▸ RECORDS FOR THIS TASK:
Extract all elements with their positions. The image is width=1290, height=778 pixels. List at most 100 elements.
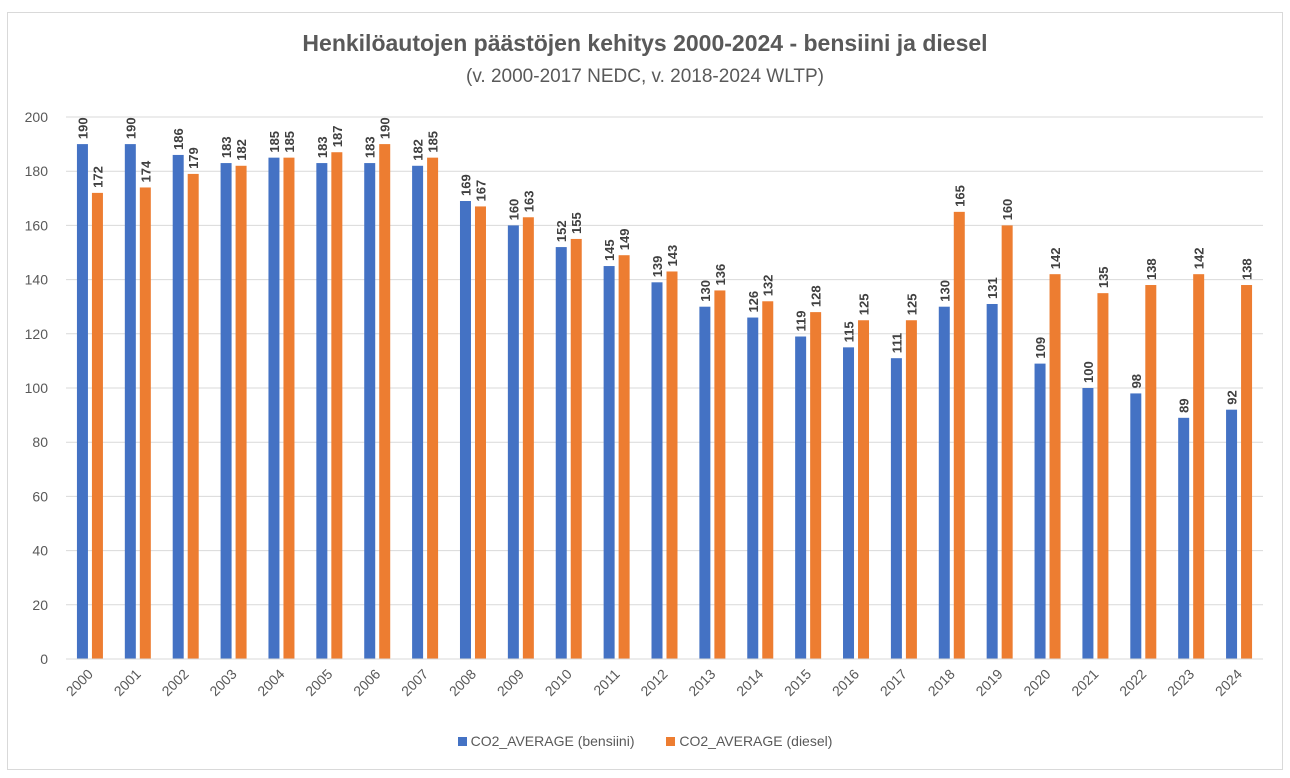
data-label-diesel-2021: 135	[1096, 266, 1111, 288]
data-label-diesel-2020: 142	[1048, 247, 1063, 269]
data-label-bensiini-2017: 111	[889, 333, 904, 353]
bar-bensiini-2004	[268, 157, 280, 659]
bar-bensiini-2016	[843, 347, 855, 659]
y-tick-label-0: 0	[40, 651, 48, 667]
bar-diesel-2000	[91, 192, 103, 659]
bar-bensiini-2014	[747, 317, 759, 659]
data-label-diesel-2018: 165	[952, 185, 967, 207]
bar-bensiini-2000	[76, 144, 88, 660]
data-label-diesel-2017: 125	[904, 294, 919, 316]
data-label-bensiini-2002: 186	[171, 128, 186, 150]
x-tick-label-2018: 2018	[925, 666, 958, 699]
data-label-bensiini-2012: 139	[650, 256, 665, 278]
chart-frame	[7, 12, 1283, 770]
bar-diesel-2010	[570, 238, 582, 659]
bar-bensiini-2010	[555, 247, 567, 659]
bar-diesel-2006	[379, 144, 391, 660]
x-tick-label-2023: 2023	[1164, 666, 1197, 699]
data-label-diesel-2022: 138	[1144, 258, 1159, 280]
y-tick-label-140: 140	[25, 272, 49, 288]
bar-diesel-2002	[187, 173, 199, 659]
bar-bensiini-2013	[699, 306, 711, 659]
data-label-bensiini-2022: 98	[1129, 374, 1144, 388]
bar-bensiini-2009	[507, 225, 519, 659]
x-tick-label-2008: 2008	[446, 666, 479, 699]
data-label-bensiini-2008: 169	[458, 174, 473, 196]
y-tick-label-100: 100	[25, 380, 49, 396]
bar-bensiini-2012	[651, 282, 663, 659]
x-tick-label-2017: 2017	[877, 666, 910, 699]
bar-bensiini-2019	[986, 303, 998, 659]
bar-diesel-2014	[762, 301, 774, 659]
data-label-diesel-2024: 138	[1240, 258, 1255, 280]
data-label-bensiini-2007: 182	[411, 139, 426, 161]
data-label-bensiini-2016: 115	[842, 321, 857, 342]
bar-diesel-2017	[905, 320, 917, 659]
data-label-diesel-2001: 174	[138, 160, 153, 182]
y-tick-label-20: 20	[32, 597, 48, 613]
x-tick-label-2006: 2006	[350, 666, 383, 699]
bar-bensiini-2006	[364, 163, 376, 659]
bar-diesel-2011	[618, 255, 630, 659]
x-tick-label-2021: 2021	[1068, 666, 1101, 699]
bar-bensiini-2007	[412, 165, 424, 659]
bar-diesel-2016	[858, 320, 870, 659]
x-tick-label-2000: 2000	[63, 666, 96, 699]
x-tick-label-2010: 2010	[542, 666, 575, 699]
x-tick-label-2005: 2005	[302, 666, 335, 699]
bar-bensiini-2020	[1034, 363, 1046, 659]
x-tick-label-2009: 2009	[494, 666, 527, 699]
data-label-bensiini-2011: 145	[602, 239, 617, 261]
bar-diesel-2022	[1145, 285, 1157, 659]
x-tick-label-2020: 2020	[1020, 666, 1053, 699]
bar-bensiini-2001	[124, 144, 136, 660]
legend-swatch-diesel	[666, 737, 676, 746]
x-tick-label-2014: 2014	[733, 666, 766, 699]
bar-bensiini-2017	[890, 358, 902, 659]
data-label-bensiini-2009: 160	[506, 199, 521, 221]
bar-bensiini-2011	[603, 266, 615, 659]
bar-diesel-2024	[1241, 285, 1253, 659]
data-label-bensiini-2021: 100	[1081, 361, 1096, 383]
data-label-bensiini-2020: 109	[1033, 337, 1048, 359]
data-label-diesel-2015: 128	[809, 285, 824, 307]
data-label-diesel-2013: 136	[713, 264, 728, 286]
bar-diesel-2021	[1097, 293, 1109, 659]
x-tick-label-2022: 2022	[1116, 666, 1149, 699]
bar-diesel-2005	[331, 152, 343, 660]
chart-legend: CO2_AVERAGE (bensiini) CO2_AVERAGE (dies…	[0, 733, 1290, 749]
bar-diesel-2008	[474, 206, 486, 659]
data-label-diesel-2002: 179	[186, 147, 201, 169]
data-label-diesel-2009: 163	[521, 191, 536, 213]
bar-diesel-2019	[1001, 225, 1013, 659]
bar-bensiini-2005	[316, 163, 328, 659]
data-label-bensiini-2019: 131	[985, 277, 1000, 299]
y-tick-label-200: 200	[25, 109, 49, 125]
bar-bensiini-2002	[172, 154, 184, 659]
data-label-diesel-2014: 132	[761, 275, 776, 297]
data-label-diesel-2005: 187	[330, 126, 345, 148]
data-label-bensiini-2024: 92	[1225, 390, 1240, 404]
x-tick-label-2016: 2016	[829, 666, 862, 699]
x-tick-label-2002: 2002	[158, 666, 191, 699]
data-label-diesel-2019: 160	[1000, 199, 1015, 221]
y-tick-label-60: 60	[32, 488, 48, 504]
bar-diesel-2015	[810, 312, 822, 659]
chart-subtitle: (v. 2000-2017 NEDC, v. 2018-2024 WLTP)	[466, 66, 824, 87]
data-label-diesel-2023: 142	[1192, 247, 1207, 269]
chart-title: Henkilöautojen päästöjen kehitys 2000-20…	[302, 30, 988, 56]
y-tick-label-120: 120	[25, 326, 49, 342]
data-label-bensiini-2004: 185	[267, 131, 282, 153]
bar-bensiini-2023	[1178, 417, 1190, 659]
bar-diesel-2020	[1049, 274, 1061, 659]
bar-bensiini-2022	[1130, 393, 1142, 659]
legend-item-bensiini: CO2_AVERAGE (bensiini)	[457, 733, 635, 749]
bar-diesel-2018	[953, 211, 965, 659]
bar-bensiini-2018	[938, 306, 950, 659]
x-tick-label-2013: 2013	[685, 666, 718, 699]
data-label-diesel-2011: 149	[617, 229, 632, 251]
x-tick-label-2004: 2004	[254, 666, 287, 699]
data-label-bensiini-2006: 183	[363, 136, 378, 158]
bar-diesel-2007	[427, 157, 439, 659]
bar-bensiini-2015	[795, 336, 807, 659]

▸ YOUR GOAL: Reproduce the rows from the one containing "266, 1111, 288]" through the one containing "192, 103, 659]", switching "bensiini" to "petrol" and leaving everything else as it is.

▸ RESULT OF THIS TASK:
data-label-diesel-2021: 135	[1096, 266, 1111, 288]
data-label-diesel-2020: 142	[1048, 247, 1063, 269]
data-label-petrol-2017: 111	[889, 333, 904, 353]
bar-petrol-2004	[268, 157, 280, 659]
bar-petrol-2016	[843, 347, 855, 659]
y-tick-label-0: 0	[40, 651, 48, 667]
bar-diesel-2000	[91, 192, 103, 659]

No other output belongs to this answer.